(Extracted data entries)
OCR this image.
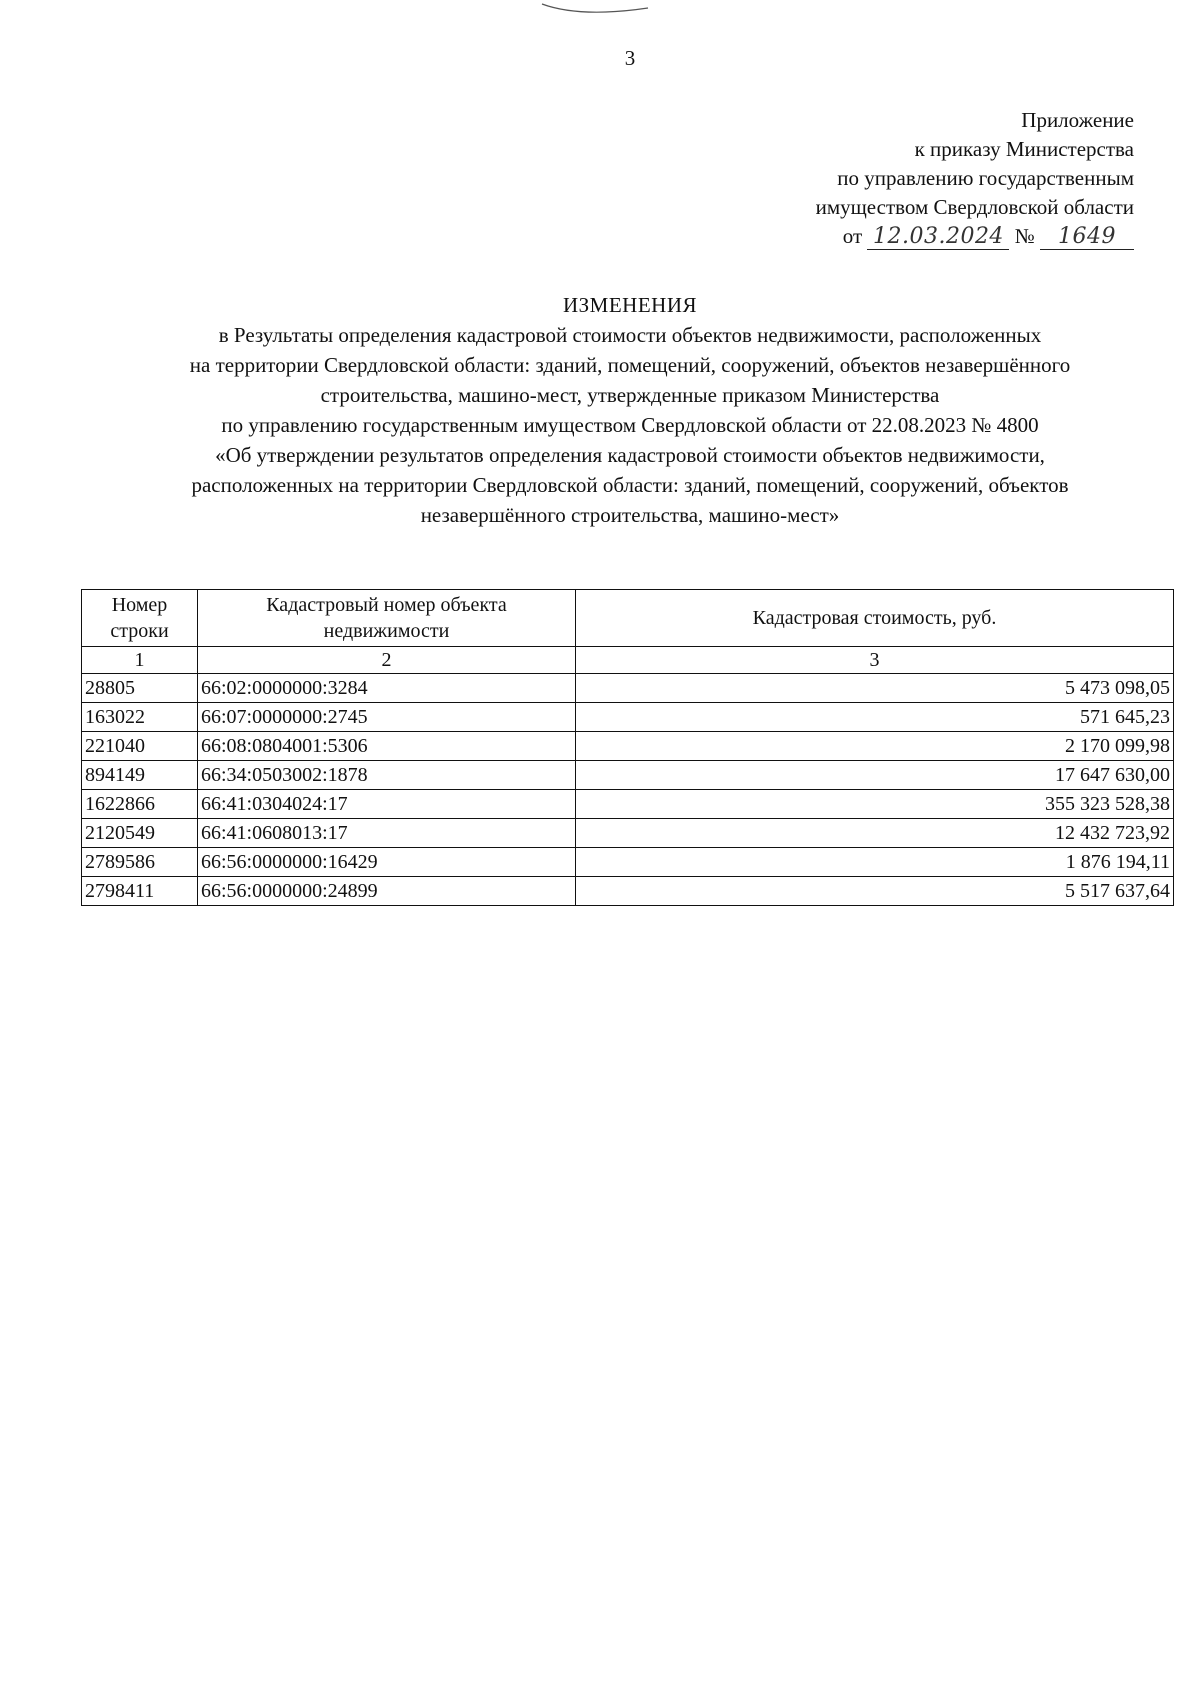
3
Приложение
к приказу Министерства
по управлению государственным
имуществом Свердловской области
от 12.03.2024 № 1649
ИЗМЕНЕНИЯ
в Результаты определения кадастровой стоимости объектов недвижимости, расположенных
на территории Свердловской области: зданий, помещений, сооружений, объектов незавершённого
строительства, машино-мест, утвержденные приказом Министерства
по управлению государственным имуществом Свердловской области от 22.08.2023 № 4800
«Об утверждении результатов определения кадастровой стоимости объектов недвижимости,
расположенных на территории Свердловской области: зданий, помещений, сооружений, объектов
незавершённого строительства, машино-мест»
Номер строки	Кадастровый номер объекта недвижимости	Кадастровая стоимость, руб.
1	2	3
28805	66:02:0000000:3284	5 473 098,05
163022	66:07:0000000:2745	571 645,23
221040	66:08:0804001:5306	2 170 099,98
894149	66:34:0503002:1878	17 647 630,00
1622866	66:41:0304024:17	355 323 528,38
2120549	66:41:0608013:17	12 432 723,92
2789586	66:56:0000000:16429	1 876 194,11
2798411	66:56:0000000:24899	5 517 637,64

▶ Requirements: All of the lines above should be printed exactly, minus the pictures.

▶ Written solution:
OCR this image.
3
Приложение
к приказу Министерства
по управлению государственным
имуществом Свердловской области
от 12.03.2024 № 1649
ИЗМЕНЕНИЯ
в Результаты определения кадастровой стоимости объектов недвижимости, расположенных
на территории Свердловской области: зданий, помещений, сооружений, объектов незавершённого
строительства, машино-мест, утвержденные приказом Министерства
по управлению государственным имуществом Свердловской области от 22.08.2023 № 4800
«Об утверждении результатов определения кадастровой стоимости объектов недвижимости,
расположенных на территории Свердловской области: зданий, помещений, сооружений, объектов
незавершённого строительства, машино-мест»
Номер строки	Кадастровый номер объекта недвижимости	Кадастровая стоимость, руб.
1	2	3
28805	66:02:0000000:3284	5 473 098,05
163022	66:07:0000000:2745	571 645,23
221040	66:08:0804001:5306	2 170 099,98
894149	66:34:0503002:1878	17 647 630,00
1622866	66:41:0304024:17	355 323 528,38
2120549	66:41:0608013:17	12 432 723,92
2789586	66:56:0000000:16429	1 876 194,11
2798411	66:56:0000000:24899	5 517 637,64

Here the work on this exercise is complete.